- YOUR TASK
Send back all the data below, exactly as given.

Data entries for graphics
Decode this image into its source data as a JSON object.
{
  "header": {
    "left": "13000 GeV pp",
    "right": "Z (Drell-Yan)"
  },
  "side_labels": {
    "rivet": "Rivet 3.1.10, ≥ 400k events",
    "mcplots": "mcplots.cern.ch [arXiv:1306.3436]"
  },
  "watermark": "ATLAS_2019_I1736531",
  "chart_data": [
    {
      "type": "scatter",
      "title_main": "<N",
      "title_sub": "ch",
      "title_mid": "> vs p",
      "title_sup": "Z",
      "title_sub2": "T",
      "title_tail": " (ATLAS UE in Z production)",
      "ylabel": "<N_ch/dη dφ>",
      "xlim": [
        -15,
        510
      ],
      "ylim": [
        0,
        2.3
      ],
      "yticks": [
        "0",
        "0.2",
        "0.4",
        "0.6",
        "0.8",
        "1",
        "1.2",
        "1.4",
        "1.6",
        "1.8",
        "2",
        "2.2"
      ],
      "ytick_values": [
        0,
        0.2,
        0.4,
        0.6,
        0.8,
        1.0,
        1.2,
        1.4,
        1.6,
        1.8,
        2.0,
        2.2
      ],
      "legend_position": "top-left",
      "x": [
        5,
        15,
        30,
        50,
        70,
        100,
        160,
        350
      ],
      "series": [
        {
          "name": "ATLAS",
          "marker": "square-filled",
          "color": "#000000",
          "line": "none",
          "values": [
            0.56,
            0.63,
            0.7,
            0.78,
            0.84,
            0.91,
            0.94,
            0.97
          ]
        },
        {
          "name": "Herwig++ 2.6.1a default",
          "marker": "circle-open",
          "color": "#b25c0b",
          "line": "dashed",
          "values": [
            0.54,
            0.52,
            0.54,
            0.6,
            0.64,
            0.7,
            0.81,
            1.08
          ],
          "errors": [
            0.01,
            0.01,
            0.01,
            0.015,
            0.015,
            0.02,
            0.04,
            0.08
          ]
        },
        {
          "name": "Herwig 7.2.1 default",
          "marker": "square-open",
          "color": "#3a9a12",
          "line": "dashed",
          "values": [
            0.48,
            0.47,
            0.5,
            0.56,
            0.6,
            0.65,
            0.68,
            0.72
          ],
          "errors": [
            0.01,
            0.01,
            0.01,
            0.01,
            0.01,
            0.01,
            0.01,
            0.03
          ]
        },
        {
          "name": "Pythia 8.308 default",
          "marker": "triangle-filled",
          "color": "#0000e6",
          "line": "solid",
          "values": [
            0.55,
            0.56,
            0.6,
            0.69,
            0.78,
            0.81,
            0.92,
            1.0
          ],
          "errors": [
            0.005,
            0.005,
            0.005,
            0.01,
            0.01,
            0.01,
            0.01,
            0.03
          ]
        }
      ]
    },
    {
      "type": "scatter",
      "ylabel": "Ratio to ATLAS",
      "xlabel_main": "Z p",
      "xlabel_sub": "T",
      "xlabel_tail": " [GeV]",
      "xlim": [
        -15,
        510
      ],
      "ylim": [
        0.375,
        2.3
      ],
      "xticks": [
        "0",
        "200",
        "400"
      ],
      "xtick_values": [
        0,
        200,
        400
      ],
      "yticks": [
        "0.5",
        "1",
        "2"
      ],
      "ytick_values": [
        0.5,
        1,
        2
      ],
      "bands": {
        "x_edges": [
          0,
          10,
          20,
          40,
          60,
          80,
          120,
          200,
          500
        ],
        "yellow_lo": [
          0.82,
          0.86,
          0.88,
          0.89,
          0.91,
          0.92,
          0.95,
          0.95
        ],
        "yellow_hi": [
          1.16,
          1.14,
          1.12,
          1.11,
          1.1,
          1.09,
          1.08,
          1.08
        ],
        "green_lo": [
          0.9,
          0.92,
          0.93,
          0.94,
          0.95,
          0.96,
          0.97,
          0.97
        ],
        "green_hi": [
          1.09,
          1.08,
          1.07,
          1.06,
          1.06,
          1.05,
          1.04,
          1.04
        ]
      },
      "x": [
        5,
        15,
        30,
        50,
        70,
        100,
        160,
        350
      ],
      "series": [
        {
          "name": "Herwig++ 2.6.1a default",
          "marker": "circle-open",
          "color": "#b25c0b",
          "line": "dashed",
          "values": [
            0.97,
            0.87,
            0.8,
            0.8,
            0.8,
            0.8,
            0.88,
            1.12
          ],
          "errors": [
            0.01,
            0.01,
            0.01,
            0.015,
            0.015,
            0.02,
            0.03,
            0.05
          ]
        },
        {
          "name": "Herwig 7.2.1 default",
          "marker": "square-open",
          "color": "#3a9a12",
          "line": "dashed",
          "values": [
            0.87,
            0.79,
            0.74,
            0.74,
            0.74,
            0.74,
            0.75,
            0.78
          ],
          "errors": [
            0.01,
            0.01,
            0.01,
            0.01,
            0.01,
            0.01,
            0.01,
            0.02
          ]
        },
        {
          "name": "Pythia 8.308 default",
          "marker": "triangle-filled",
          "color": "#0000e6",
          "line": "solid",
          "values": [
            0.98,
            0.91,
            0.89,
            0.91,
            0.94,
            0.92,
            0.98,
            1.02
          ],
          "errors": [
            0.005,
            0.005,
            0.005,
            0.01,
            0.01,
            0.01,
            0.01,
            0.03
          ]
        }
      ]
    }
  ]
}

- THE SOLUTION
Decode this image into its source data as a JSON object.
{
  "header": {
    "left": "13000 GeV pp",
    "right": "Z (Drell-Yan)"
  },
  "side_labels": {
    "rivet": "Rivet 3.1.10, ≥ 400k events",
    "mcplots": "mcplots.cern.ch [arXiv:1306.3436]"
  },
  "watermark": "ATLAS_2019_I1736531",
  "chart_data": [
    {
      "type": "scatter",
      "title_main": "<N",
      "title_sub": "ch",
      "title_mid": "> vs p",
      "title_sup": "Z",
      "title_sub2": "T",
      "title_tail": " (ATLAS UE in Z production)",
      "ylabel": "<N_ch/dη dφ>",
      "xlim": [
        -15,
        510
      ],
      "ylim": [
        0,
        2.3
      ],
      "yticks": [
        "0",
        "0.2",
        "0.4",
        "0.6",
        "0.8",
        "1",
        "1.2",
        "1.4",
        "1.6",
        "1.8",
        "2",
        "2.2"
      ],
      "ytick_values": [
        0,
        0.2,
        0.4,
        0.6,
        0.8,
        1.0,
        1.2,
        1.4,
        1.6,
        1.8,
        2.0,
        2.2
      ],
      "legend_position": "top-left",
      "x": [
        5,
        15,
        30,
        50,
        70,
        100,
        160,
        350
      ],
      "series": [
        {
          "name": "ATLAS",
          "marker": "square-filled",
          "color": "#000000",
          "line": "none",
          "values": [
            0.56,
            0.63,
            0.7,
            0.78,
            0.84,
            0.91,
            0.94,
            0.97
          ]
        },
        {
          "name": "Herwig++ 2.6.1a default",
          "marker": "circle-open",
          "color": "#b25c0b",
          "line": "dashed",
          "values": [
            0.54,
            0.52,
            0.54,
            0.6,
            0.64,
            0.7,
            0.81,
            1.08
          ],
          "errors": [
            0.01,
            0.01,
            0.01,
            0.015,
            0.015,
            0.02,
            0.04,
            0.08
          ]
        },
        {
          "name": "Herwig 7.2.1 default",
          "marker": "square-open",
          "color": "#3a9a12",
          "line": "dashed",
          "values": [
            0.48,
            0.47,
            0.5,
            0.56,
            0.6,
            0.65,
            0.68,
            0.72
          ],
          "errors": [
            0.01,
            0.01,
            0.01,
            0.01,
            0.01,
            0.01,
            0.01,
            0.03
          ]
        },
        {
          "name": "Pythia 8.308 default",
          "marker": "triangle-filled",
          "color": "#0000e6",
          "line": "solid",
          "values": [
            0.55,
            0.56,
            0.6,
            0.69,
            0.78,
            0.81,
            0.92,
            1.0
          ],
          "errors": [
            0.005,
            0.005,
            0.005,
            0.01,
            0.01,
            0.01,
            0.01,
            0.03
          ]
        }
      ]
    },
    {
      "type": "scatter",
      "ylabel": "Ratio to ATLAS",
      "xlabel_main": "Z p",
      "xlabel_sub": "T",
      "xlabel_tail": " [GeV]",
      "xlim": [
        -15,
        510
      ],
      "ylim": [
        0.375,
        2.3
      ],
      "xticks": [
        "0",
        "200",
        "400"
      ],
      "xtick_values": [
        0,
        200,
        400
      ],
      "yticks": [
        "0.5",
        "1",
        "2"
      ],
      "ytick_values": [
        0.5,
        1,
        2
      ],
      "bands": {
        "x_edges": [
          0,
          10,
          20,
          40,
          60,
          80,
          120,
          200,
          500
        ],
        "yellow_lo": [
          0.82,
          0.86,
          0.88,
          0.89,
          0.91,
          0.92,
          0.95,
          0.95
        ],
        "yellow_hi": [
          1.16,
          1.14,
          1.12,
          1.11,
          1.1,
          1.09,
          1.08,
          1.08
        ],
        "green_lo": [
          0.9,
          0.92,
          0.93,
          0.94,
          0.95,
          0.96,
          0.97,
          0.97
        ],
        "green_hi": [
          1.09,
          1.08,
          1.07,
          1.06,
          1.06,
          1.05,
          1.04,
          1.04
        ]
      },
      "x": [
        5,
        15,
        30,
        50,
        70,
        100,
        160,
        350
      ],
      "series": [
        {
          "name": "Herwig++ 2.6.1a default",
          "marker": "circle-open",
          "color": "#b25c0b",
          "line": "dashed",
          "values": [
            0.97,
            0.87,
            0.8,
            0.8,
            0.8,
            0.8,
            0.88,
            1.12
          ],
          "errors": [
            0.01,
            0.01,
            0.01,
            0.015,
            0.015,
            0.02,
            0.03,
            0.05
          ]
        },
        {
          "name": "Herwig 7.2.1 default",
          "marker": "square-open",
          "color": "#3a9a12",
          "line": "dashed",
          "values": [
            0.87,
            0.79,
            0.74,
            0.74,
            0.74,
            0.74,
            0.75,
            0.78
          ],
          "errors": [
            0.01,
            0.01,
            0.01,
            0.01,
            0.01,
            0.01,
            0.01,
            0.02
          ]
        },
        {
          "name": "Pythia 8.308 default",
          "marker": "triangle-filled",
          "color": "#0000e6",
          "line": "solid",
          "values": [
            0.98,
            0.91,
            0.89,
            0.91,
            0.94,
            0.92,
            0.98,
            1.02
          ],
          "errors": [
            0.005,
            0.005,
            0.005,
            0.01,
            0.01,
            0.01,
            0.01,
            0.03
          ]
        }
      ]
    }
  ]
}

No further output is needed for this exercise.